WORK TO BE COMPLETED:
Gather every line that includes the word "meta", please.

PROVIDED INFORMATION:
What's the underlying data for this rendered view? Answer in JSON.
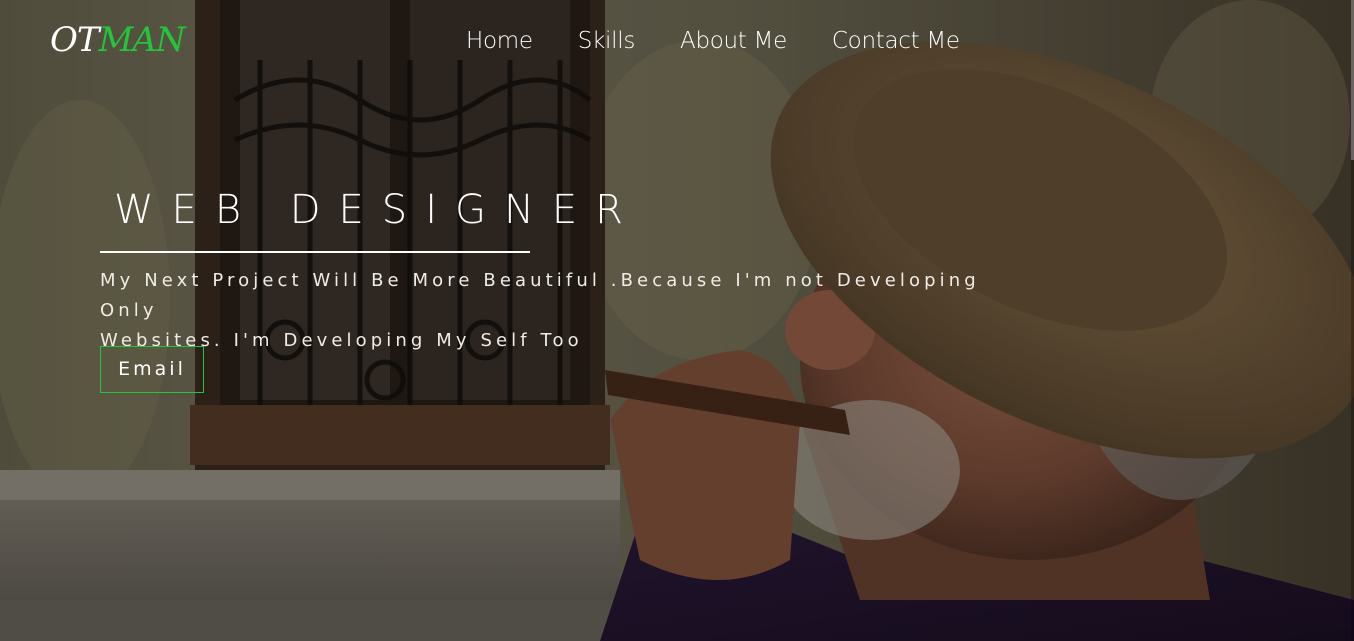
{
  "brand": {
    "logo_part_1": "OT",
    "logo_part_2": "MAN",
    "accent_color": "#22c63a"
  },
  "nav": {
    "items": [
      {
        "label": "Home"
      },
      {
        "label": "Skills"
      },
      {
        "label": "About Me"
      },
      {
        "label": "Contact Me"
      }
    ]
  },
  "hero": {
    "headline": "WEB DESIGNER",
    "tagline_line_1": "My Next Project Will Be More Beautiful .Because I'm not Developing Only",
    "tagline_line_2": "Websites. I'm Developing My Self Too",
    "cta_label": "Email",
    "background": "photo of elderly man in straw hat smoking a cigar beside a window"
  }
}
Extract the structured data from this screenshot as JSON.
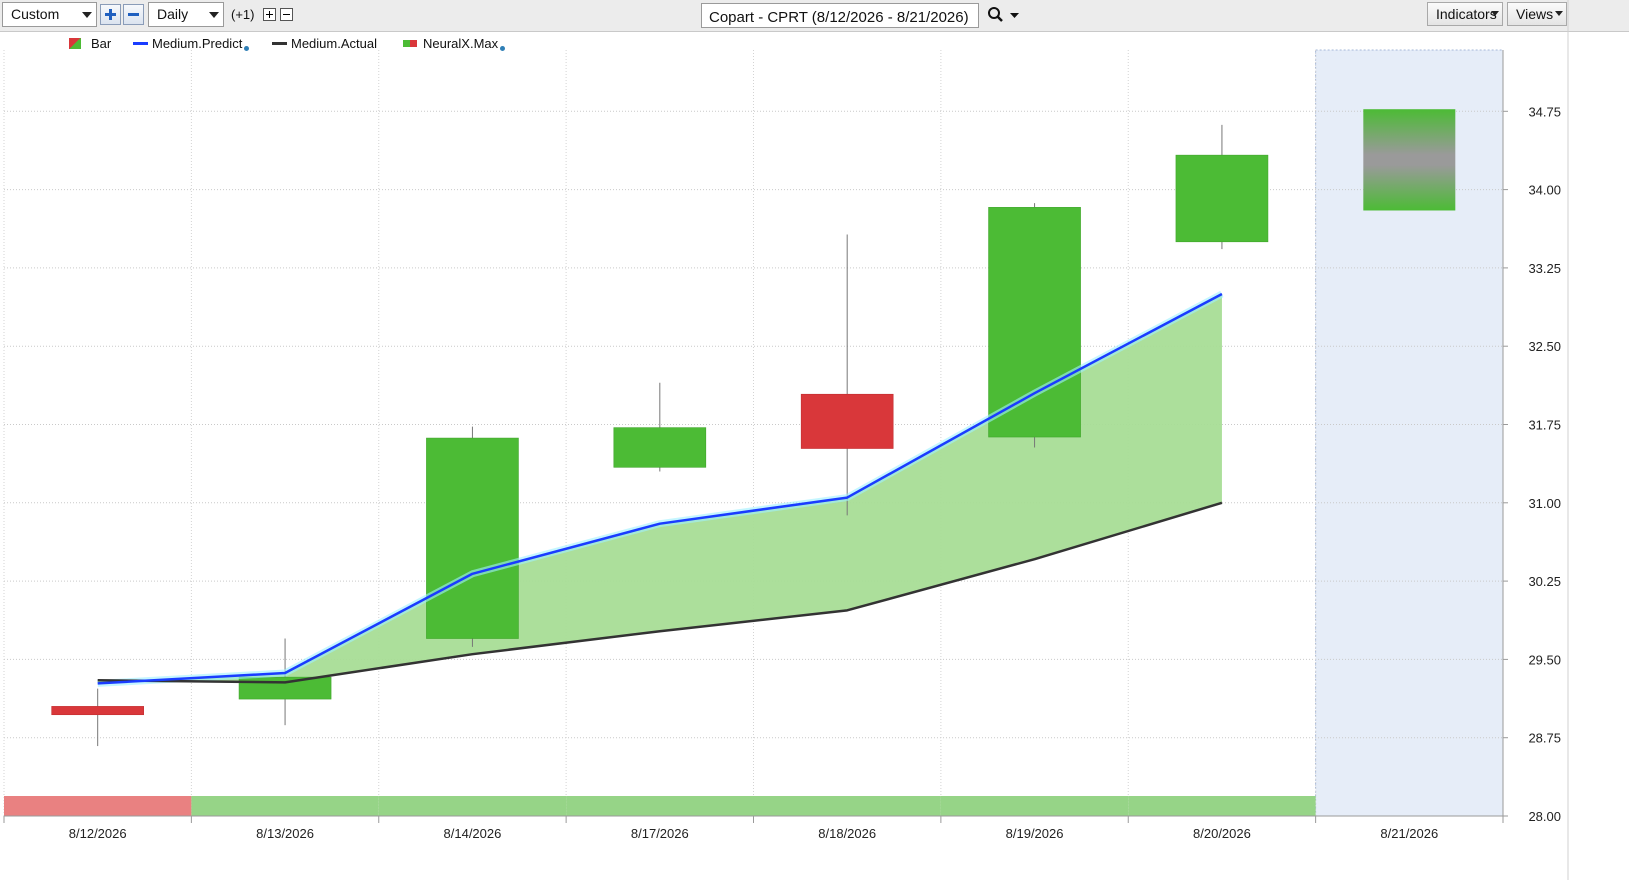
{
  "toolbar": {
    "range_select": "Custom",
    "period_select": "Daily",
    "offset_label": "(+1)",
    "symbol_title": "Copart - CPRT (8/12/2026 - 8/21/2026)",
    "indicators_label": "Indicators",
    "views_label": "Views"
  },
  "legend": [
    {
      "label": "Bar",
      "icon": "bar-swatch"
    },
    {
      "label": "Medium.Predict",
      "icon": "blue-line"
    },
    {
      "label": "Medium.Actual",
      "icon": "dark-line"
    },
    {
      "label": "NeuralX.Max",
      "icon": "neural-swatch"
    }
  ],
  "colors": {
    "up": "#4cbb35",
    "down": "#d9373a",
    "predict_line": "#1a3cff",
    "actual_line": "#333333",
    "band_fill": "#a8dd96",
    "forecast_shade": "#e6edf8",
    "forecast_bar": "#9a9a9a",
    "strip_down": "#e98181",
    "strip_up": "#96d487"
  },
  "chart_data": {
    "type": "candlestick",
    "title": "Copart - CPRT (8/12/2026 - 8/21/2026)",
    "categories": [
      "8/12/2026",
      "8/13/2026",
      "8/14/2026",
      "8/17/2026",
      "8/18/2026",
      "8/19/2026",
      "8/20/2026",
      "8/21/2026"
    ],
    "y_ticks": [
      "34.75",
      "34.00",
      "33.25",
      "32.50",
      "31.75",
      "31.00",
      "30.25",
      "29.50",
      "28.75",
      "28.00"
    ],
    "ylim": [
      28.0,
      35.5
    ],
    "grid": true,
    "legend_position": "top-left",
    "candles": [
      {
        "date": "8/12/2026",
        "open": 29.05,
        "high": 29.22,
        "low": 28.67,
        "close": 28.97,
        "color": "down"
      },
      {
        "date": "8/13/2026",
        "open": 29.12,
        "high": 29.7,
        "low": 28.87,
        "close": 29.33,
        "color": "up"
      },
      {
        "date": "8/14/2026",
        "open": 29.7,
        "high": 31.73,
        "low": 29.62,
        "close": 31.62,
        "color": "up"
      },
      {
        "date": "8/17/2026",
        "open": 31.34,
        "high": 32.15,
        "low": 31.3,
        "close": 31.72,
        "color": "up"
      },
      {
        "date": "8/18/2026",
        "open": 32.04,
        "high": 33.57,
        "low": 30.88,
        "close": 31.52,
        "color": "down"
      },
      {
        "date": "8/19/2026",
        "open": 31.63,
        "high": 33.87,
        "low": 31.53,
        "close": 33.83,
        "color": "up"
      },
      {
        "date": "8/20/2026",
        "open": 33.5,
        "high": 34.62,
        "low": 33.43,
        "close": 34.33,
        "color": "up"
      }
    ],
    "forecast": {
      "date": "8/21/2026",
      "high": 34.77,
      "low": 33.8
    },
    "series": [
      {
        "name": "Medium.Predict",
        "values": [
          29.27,
          29.37,
          30.32,
          30.8,
          31.05,
          32.05,
          33.0
        ]
      },
      {
        "name": "Medium.Actual",
        "values": [
          29.3,
          29.28,
          29.55,
          29.77,
          29.97,
          30.46,
          31.0
        ]
      }
    ],
    "neuralx_strip": [
      "down",
      "up",
      "up",
      "up",
      "up",
      "up",
      "up"
    ]
  }
}
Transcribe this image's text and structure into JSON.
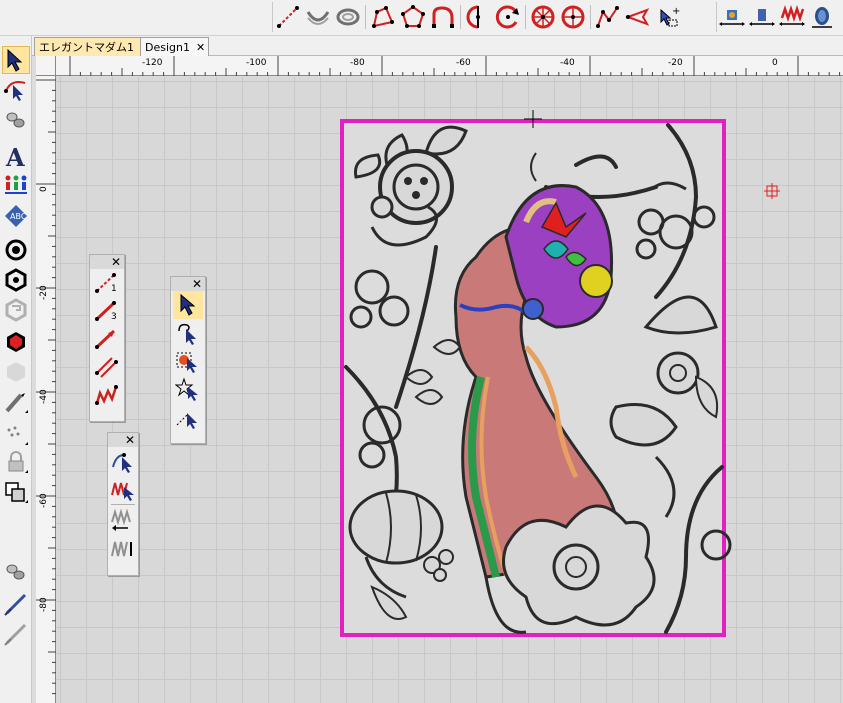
{
  "tabs": [
    {
      "label": "エレガントマダム1",
      "close": "✕",
      "active": true
    },
    {
      "label": "Design1",
      "close": "✕",
      "active": false
    }
  ],
  "ruler_top": [
    "-120",
    "-100",
    "-80",
    "-60",
    "-40",
    "-20",
    "0"
  ],
  "ruler_left": [
    "0",
    "-20",
    "-40",
    "-60",
    "-80"
  ],
  "palettes": {
    "line_tools": {
      "close": "✕",
      "labels": [
        "1",
        "3"
      ]
    },
    "select_tools": {
      "close": "✕"
    },
    "stitch_tools": {
      "close": "✕"
    }
  },
  "colors": {
    "frame": "#e020c0",
    "toolbar_bg": "#f0f0f0",
    "tab_active": "#ffe9b3",
    "selection": "#ffe6a0",
    "canvas": "#d8d8d8"
  },
  "icons": {
    "top_toolbar": [
      "line-tool-icon",
      "arc-tool-icon",
      "ring-tool-icon",
      "polygon-tool-icon",
      "pentagon-tool-icon",
      "curve-tool-icon",
      "split-tool-icon",
      "rotate-tool-icon",
      "wheel-tool-icon",
      "circle-tool-icon",
      "zigzag-tool-icon",
      "arrow-tool-icon",
      "add-point-icon",
      "stitch-preview-icon",
      "stitch-preview2-icon",
      "satin-preview-icon",
      "bobbin-preview-icon"
    ],
    "left_toolbar": [
      "select-arrow-icon",
      "node-edit-icon",
      "spools-icon",
      "text-tool-icon",
      "people-icon",
      "monogram-icon",
      "ring-icon",
      "hexagon-ring-icon",
      "spiral-icon",
      "hexagon-red-icon",
      "hexagon-faded-icon",
      "pen-tool-icon",
      "dots-icon",
      "lock-icon",
      "shapes-icon",
      "spools2-icon",
      "needle-icon",
      "needle-faded-icon"
    ]
  }
}
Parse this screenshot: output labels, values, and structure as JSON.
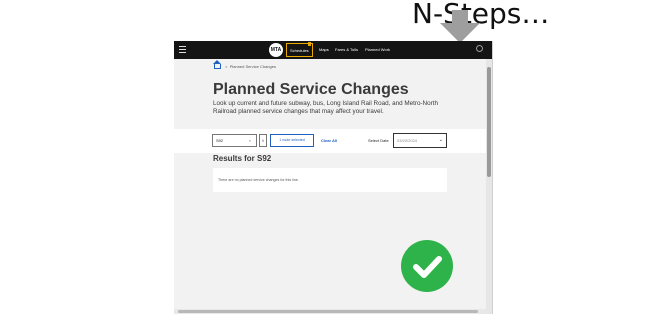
{
  "slide": {
    "title": "N-Steps…"
  },
  "nav": {
    "logo_text": "MTA",
    "items": [
      "Schedules",
      "Maps",
      "Fares & Tolls",
      "Planned Work"
    ],
    "icons": [
      "hamburger-icon",
      "search-icon"
    ]
  },
  "breadcrumb": {
    "current": "Planned Service Changes"
  },
  "page": {
    "title": "Planned Service Changes",
    "description": "Look up current and future subway, bus, Long Island Rail Road, and Metro-North Railroad planned service changes that may affect your travel."
  },
  "filters": {
    "route_value": "S92",
    "route_clear": "×",
    "route_toggle": "∨",
    "routes_selected": "1 route selected",
    "clear_all": "Clear All",
    "date_label": "Select Date",
    "date_value": "03/20/2024"
  },
  "results": {
    "title": "Results for S92",
    "message": "There are no planned service changes for this line."
  },
  "colors": {
    "nav_bg": "#141414",
    "accent": "#2060c0",
    "highlight": "#e8a800",
    "success": "#2eb34a",
    "arrow": "#9e9e9e"
  }
}
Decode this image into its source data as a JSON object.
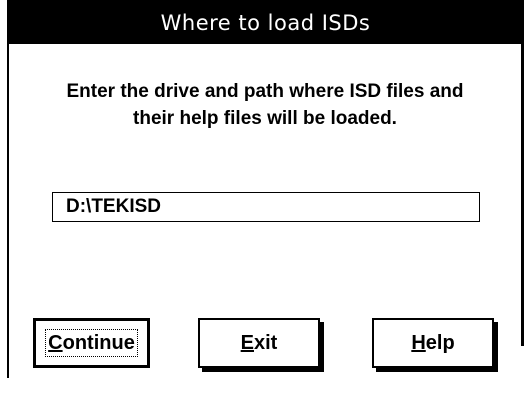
{
  "window": {
    "title": "Where to load ISDs"
  },
  "prompt": {
    "line1": "Enter the drive and path where ISD files and",
    "line2": "their help files will be loaded."
  },
  "path_field": {
    "value": "D:\\TEKISD"
  },
  "buttons": {
    "continue": {
      "mnemonic": "C",
      "rest": "ontinue",
      "focused": true
    },
    "exit": {
      "mnemonic": "E",
      "rest": "xit"
    },
    "help": {
      "mnemonic": "H",
      "rest": "elp"
    }
  },
  "colors": {
    "title_bar_background": "#000000",
    "title_text": "#ffffff",
    "dialog_background": "#ffffff"
  }
}
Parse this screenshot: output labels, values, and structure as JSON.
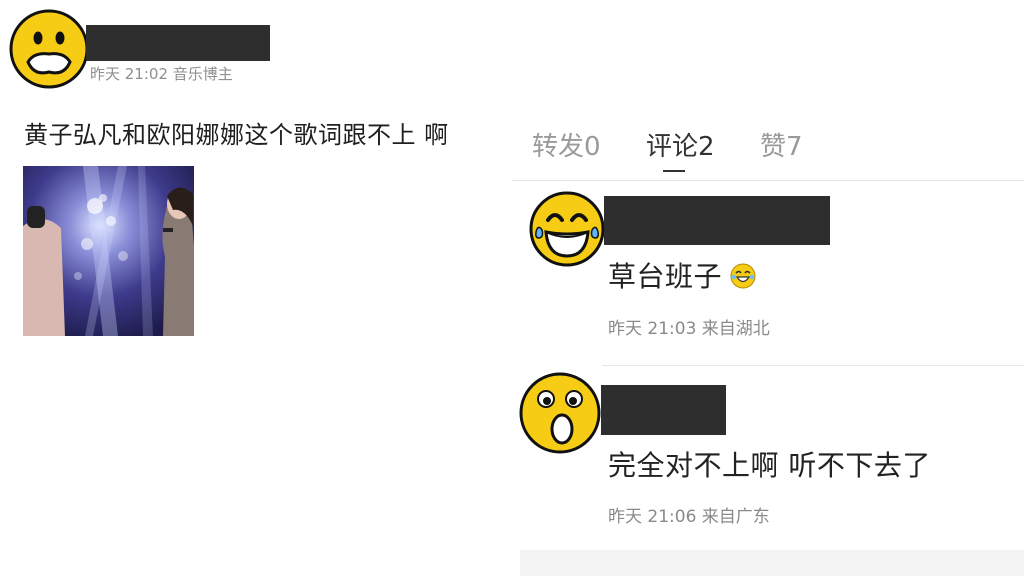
{
  "post": {
    "meta": "昨天 21:02 音乐博主",
    "text": "黄子弘凡和欧阳娜娜这个歌词跟不上 啊"
  },
  "tabs": {
    "repost": "转发0",
    "comment": "评论2",
    "like": "赞7"
  },
  "comments": [
    {
      "text": "草台班子",
      "meta": "昨天 21:03 来自湖北"
    },
    {
      "text": "完全对不上啊 听不下去了",
      "meta": "昨天 21:06 来自广东"
    }
  ],
  "colors": {
    "emoji_yellow": "#f6cc14",
    "redaction": "#2e2e2e",
    "tab_active": "#333333",
    "tab_inactive": "#9a9a9a"
  }
}
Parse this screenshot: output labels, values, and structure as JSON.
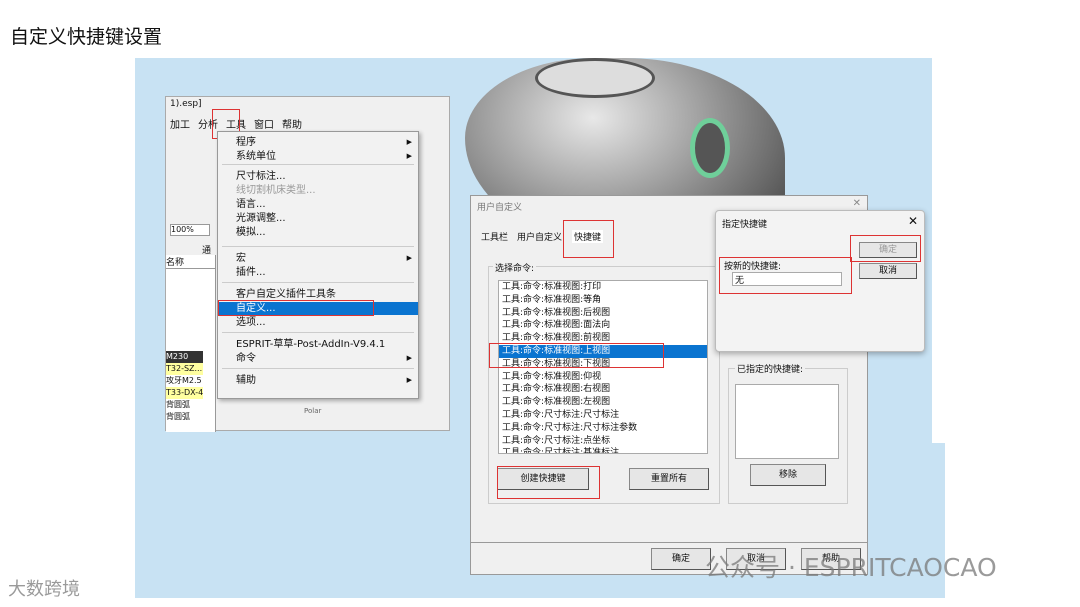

TASK RESPONSE:
    "meta": "昨天 21:02 音乐博主",
      "meta": "昨天 21:03 来自湖北"
      "meta": "昨天 21:06 来自广东"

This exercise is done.